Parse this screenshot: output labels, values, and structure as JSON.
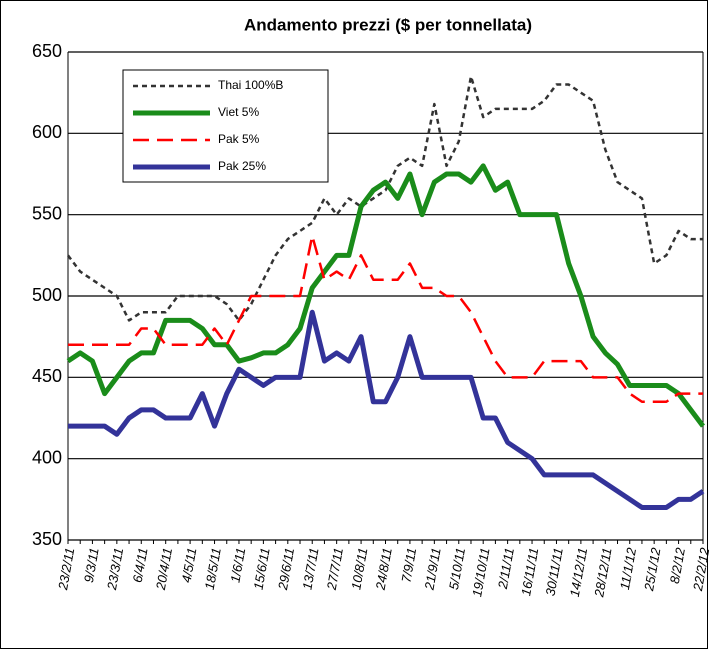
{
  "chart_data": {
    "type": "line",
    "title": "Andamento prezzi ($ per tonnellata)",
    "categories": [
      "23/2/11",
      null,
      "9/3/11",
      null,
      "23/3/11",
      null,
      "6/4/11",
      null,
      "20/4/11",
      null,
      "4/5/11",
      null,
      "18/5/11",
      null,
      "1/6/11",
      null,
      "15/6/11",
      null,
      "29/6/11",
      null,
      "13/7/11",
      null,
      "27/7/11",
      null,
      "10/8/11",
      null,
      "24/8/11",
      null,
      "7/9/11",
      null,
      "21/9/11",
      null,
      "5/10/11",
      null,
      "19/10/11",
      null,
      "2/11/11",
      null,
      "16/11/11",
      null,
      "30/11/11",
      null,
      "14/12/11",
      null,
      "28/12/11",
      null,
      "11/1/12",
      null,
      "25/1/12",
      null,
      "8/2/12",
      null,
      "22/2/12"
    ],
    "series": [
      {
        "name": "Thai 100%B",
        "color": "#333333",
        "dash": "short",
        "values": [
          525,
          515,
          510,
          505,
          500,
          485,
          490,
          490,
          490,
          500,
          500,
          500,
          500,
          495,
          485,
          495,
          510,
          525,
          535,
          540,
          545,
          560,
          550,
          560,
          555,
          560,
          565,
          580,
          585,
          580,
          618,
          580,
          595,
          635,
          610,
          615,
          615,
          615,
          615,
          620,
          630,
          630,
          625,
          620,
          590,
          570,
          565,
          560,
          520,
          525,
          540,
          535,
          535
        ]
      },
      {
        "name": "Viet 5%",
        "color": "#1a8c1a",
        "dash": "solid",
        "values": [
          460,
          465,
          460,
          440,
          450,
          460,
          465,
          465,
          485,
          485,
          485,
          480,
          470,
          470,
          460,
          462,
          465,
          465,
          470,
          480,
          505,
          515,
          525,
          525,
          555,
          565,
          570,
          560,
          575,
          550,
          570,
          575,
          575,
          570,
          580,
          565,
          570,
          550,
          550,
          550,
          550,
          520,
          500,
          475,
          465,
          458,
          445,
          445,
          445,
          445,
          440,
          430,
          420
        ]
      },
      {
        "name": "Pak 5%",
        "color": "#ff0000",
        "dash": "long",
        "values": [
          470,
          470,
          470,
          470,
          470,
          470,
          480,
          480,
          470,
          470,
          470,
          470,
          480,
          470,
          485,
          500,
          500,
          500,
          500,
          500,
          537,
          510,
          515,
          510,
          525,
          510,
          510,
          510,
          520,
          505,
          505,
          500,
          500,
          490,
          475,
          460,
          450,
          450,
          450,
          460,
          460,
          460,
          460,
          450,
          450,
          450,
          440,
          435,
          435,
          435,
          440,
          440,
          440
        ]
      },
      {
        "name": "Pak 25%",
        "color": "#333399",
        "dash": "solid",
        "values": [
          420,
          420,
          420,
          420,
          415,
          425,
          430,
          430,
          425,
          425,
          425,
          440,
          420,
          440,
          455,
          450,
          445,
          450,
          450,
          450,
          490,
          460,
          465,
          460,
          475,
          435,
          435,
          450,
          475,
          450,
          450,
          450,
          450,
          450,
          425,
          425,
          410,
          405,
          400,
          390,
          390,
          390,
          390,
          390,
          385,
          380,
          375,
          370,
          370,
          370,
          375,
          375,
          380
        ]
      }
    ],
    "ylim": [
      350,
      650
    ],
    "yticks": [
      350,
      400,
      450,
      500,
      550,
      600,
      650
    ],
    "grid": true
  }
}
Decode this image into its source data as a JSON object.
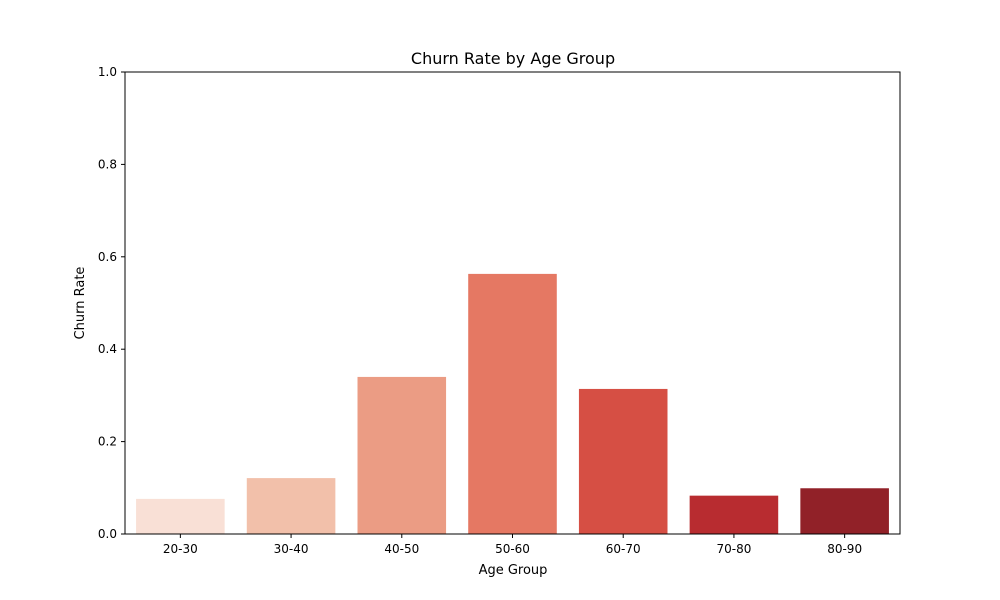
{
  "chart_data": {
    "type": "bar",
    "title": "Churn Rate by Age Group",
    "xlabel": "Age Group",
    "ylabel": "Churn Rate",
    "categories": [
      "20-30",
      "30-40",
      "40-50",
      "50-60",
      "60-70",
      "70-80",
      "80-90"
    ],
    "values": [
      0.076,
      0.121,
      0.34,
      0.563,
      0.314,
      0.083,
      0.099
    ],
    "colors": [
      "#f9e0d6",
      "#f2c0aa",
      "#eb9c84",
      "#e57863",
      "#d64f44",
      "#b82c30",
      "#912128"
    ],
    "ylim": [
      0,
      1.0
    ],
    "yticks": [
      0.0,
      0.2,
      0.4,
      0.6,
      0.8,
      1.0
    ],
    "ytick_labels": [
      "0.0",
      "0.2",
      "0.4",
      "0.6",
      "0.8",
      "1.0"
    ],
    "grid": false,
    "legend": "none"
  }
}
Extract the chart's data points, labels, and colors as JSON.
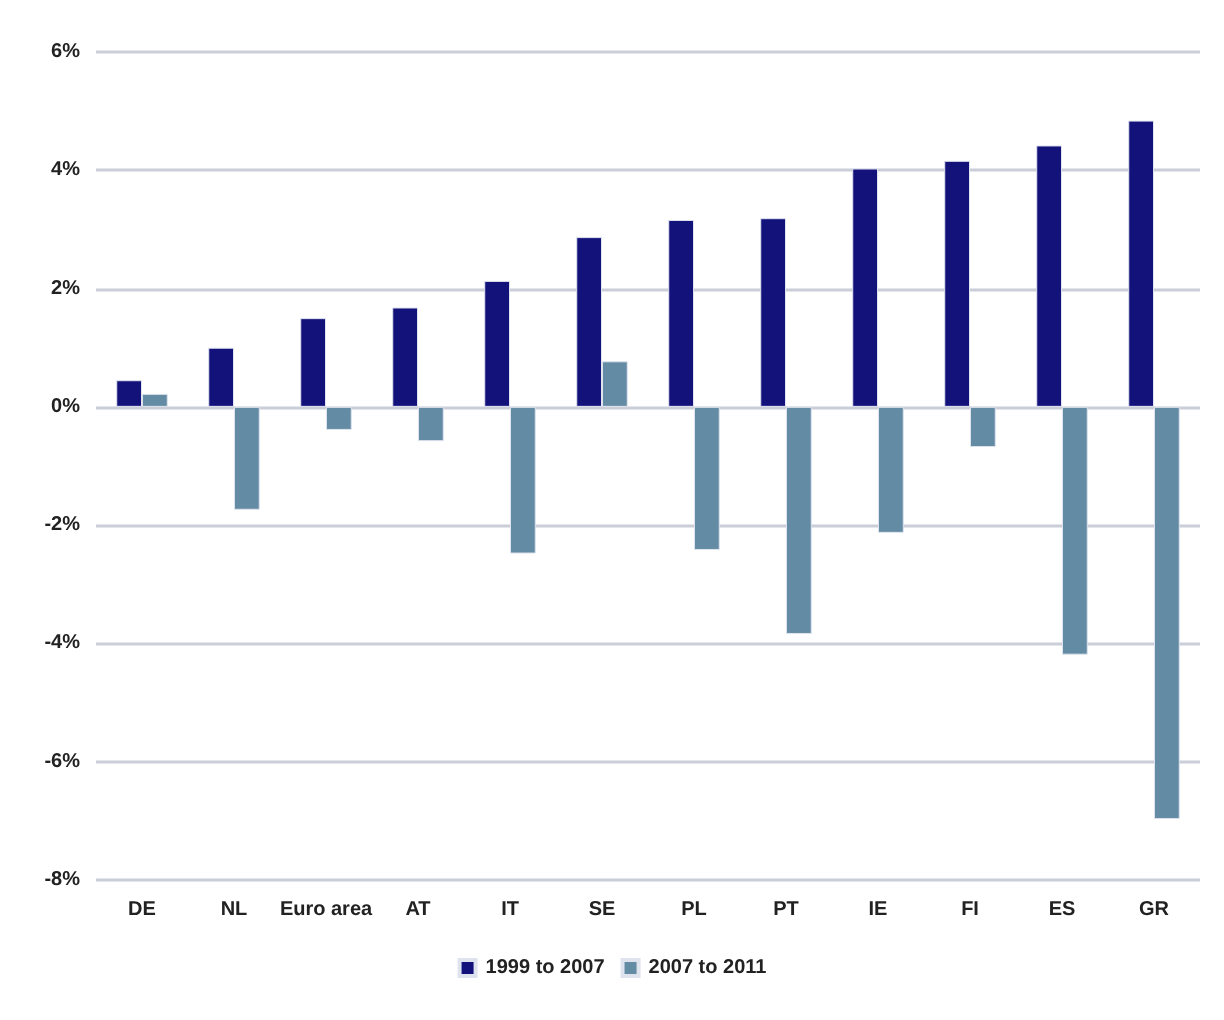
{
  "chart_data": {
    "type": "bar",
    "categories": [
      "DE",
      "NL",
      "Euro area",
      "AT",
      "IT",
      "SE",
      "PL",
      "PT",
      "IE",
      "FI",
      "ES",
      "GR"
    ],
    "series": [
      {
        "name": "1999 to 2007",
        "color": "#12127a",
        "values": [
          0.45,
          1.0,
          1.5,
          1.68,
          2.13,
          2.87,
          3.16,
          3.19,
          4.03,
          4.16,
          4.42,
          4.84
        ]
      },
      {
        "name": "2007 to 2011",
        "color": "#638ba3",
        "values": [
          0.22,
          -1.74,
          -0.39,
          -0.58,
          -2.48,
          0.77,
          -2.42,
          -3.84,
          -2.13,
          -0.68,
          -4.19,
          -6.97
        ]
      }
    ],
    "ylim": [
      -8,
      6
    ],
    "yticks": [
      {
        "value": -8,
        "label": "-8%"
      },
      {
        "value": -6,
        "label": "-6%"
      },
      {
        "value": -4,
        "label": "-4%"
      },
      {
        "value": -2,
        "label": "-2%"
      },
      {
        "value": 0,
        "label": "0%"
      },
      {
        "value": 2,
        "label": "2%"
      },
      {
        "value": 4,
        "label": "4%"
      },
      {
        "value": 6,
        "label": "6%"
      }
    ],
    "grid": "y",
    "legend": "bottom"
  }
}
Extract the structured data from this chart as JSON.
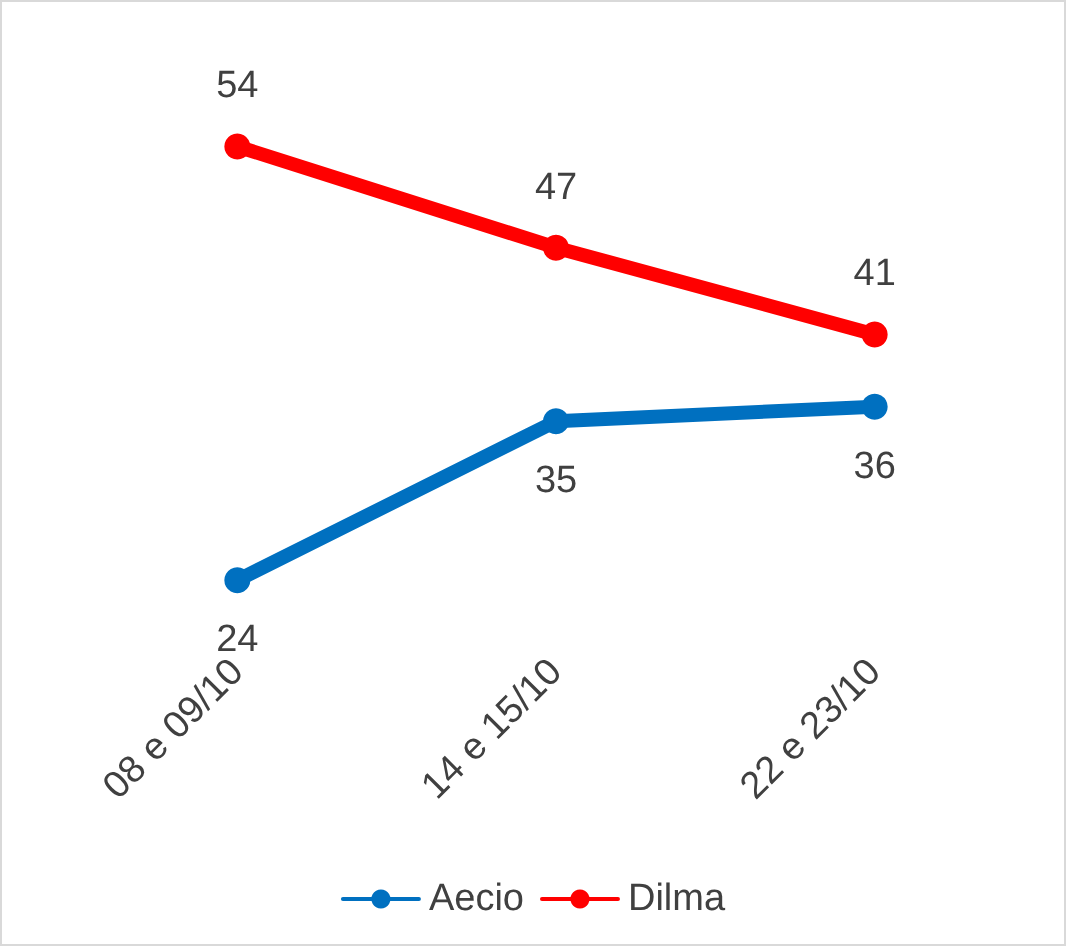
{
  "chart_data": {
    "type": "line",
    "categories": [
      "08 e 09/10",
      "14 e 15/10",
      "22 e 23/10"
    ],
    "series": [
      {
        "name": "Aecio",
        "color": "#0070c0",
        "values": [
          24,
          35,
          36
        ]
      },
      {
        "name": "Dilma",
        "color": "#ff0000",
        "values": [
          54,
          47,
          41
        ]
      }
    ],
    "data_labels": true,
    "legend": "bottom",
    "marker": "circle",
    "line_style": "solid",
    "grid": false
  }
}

--------------------------------

Pull out every line in the material above where "JSON" occurs.

Parse this screenshot: output labels, values, and structure as JSON.
Decode this image into its source data as a JSON object.
Extract the chart's data points, labels, and colors as JSON.
Extract the structured data from this chart as JSON.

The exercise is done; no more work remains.